-------- Extract to read --------

A few years ago, Bush’s Baked Beans ran an ad campaign about
Duke, the company owner’s dog, who was always trying to figure out how to steal
and sell the secret family recipe for Bush’s beans to some competing company.
Now, normally this would be a direct violation of the canine loyalty oath
agreement signed between dog and owner, and it really appears to be a scathing
indictment of doggie disloyalty, as well as a shocking exposé of canine
corruption and criminally conspiratorial conduct. I initially thought these ads
must have been made by cats in an attempt to discredit the famous loyalty
generally accredited to “man’s (alleged) best friend”. Oh, but there is
another, more shocking reason for this gross betrayal of trust by this Golden
Retriever of secret recipes.
Yes, the truth is that Duke Bush, the devoted dog of the
Bush’s Baked Beans business owner, did not really want to betray his owner, but
as a dog, his sense of smell is so keen and perceptive, and baked beans cause
such uncontrolled flatulence, that poor Duke was being continually assaulted
with stinky baked bean farts, truly a fate worse than death for someone with
canine aromatic sensitivity. It’s true that dogs generally enjoy the bouquet of
excrement, but that’s doggie doo doo, not human baked bean butt breath. Yes,
this was surely torture for our hairy hero, and most certainly he was driven to
this shameful and uncharacteristically dishonest and conspiratorial behavior
out of pure abject desperation due to the stinky scent assaults he was
constantly subjected to. What else could he do? He simply thought that by
selling the secret recipe to another food company, perhaps he could initiate
the collapse of the Bush’s Baked Beans empire, and somehow subsequently he
could be relieved of the endless exposure to the nauseating stench from baked
bean bottom burps being belched forth day and night.

-------- Dataset entries --------

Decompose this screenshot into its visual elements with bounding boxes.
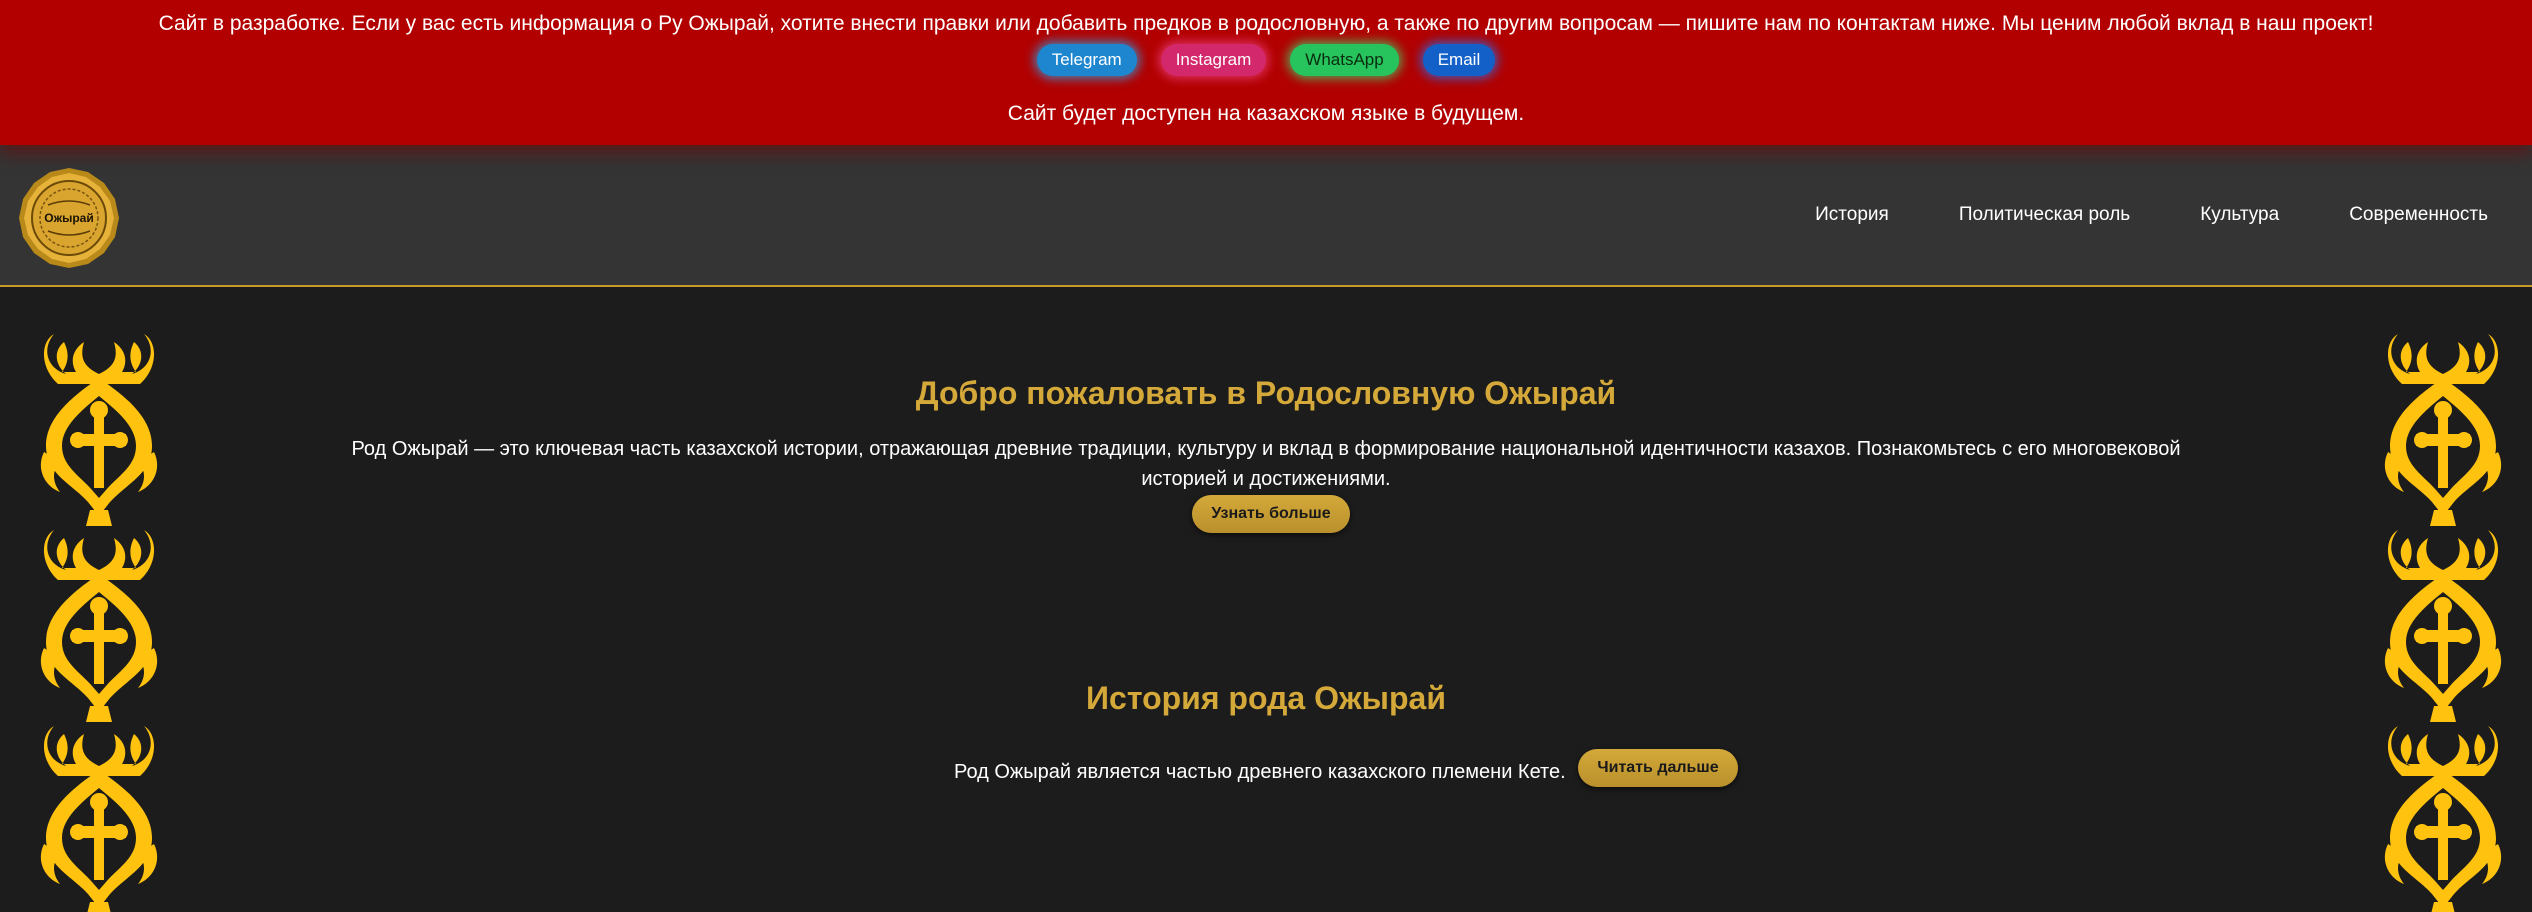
- history-text: Род Ожырай является частью древнего каза…: [954, 761, 1566, 783]
- logo[interactable]: Ожырай: [18, 167, 120, 269]
- history-title: История рода Ожырай: [1086, 680, 1446, 716]
- nav-item-modern[interactable]: Современность: [2349, 204, 2488, 226]
- learn-more-button[interactable]: Узнать больше: [1192, 495, 1350, 533]
- read-more-button[interactable]: Читать дальше: [1578, 749, 1738, 787]
- hero-title: Добро пожаловать в Родословную Ожырай: [915, 375, 1617, 411]
- announcement-banner: Сайт в разработке. Если у вас есть инфор…: [0, 0, 2532, 145]
- main-nav: История Политическая роль Культура Совре…: [1815, 145, 2488, 285]
- instagram-link[interactable]: Instagram: [1160, 44, 1267, 76]
- logo-text: Ожырай: [44, 211, 93, 225]
- logo-emblem-icon: Ожырай: [19, 168, 119, 268]
- banner-message: Сайт в разработке. Если у вас есть инфор…: [158, 12, 2374, 35]
- email-link[interactable]: Email: [1422, 44, 1496, 76]
- nav-item-history[interactable]: История: [1815, 204, 1889, 226]
- nav-item-culture[interactable]: Культура: [2200, 204, 2279, 226]
- nav-item-politics[interactable]: Политическая роль: [1959, 204, 2130, 226]
- language-note: Сайт будет доступен на казахском языке в…: [1007, 102, 1525, 125]
- whatsapp-link[interactable]: WhatsApp: [1290, 44, 1399, 76]
- main-content: Добро пожаловать в Родословную Ожырай Ро…: [0, 287, 2532, 912]
- site-header: Ожырай История Политическая роль Культур…: [0, 145, 2532, 287]
- telegram-link[interactable]: Telegram: [1036, 44, 1137, 76]
- contact-links: Telegram Instagram WhatsApp Email: [0, 44, 2532, 76]
- hero-text: Род Ожырай — это ключевая часть казахско…: [351, 438, 2181, 490]
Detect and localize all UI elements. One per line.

--------

_Work to complete_
**1)** Answer these about the baked beans text:
(a) What breed of dog is Duke?
(b) Who did the writer first think had made the ads?
(c) To what kind of business did Duke hope to sell the recipe?
**2)** Copy the part of the baked beans text between "Now, normally this" and "of secret recipes.", inclusive.

_Answers to the exercises_
**1)**
(a) Golden Retriever
(b) Cats
(c) Another food company

**2)**
Now, normally this would be a direct violation of the canine loyalty oath
agreement signed between dog and owner, and it really appears to be a scathing
indictment of doggie disloyalty, as well as a shocking exposé of canine
corruption and criminally conspiratorial conduct. I initially thought these ads
must have been made by cats in an attempt to discredit the famous loyalty
generally accredited to “man’s (alleged) best friend”. Oh, but there is
another, more shocking reason for this gross betrayal of trust by this Golden
Retriever of secret recipes.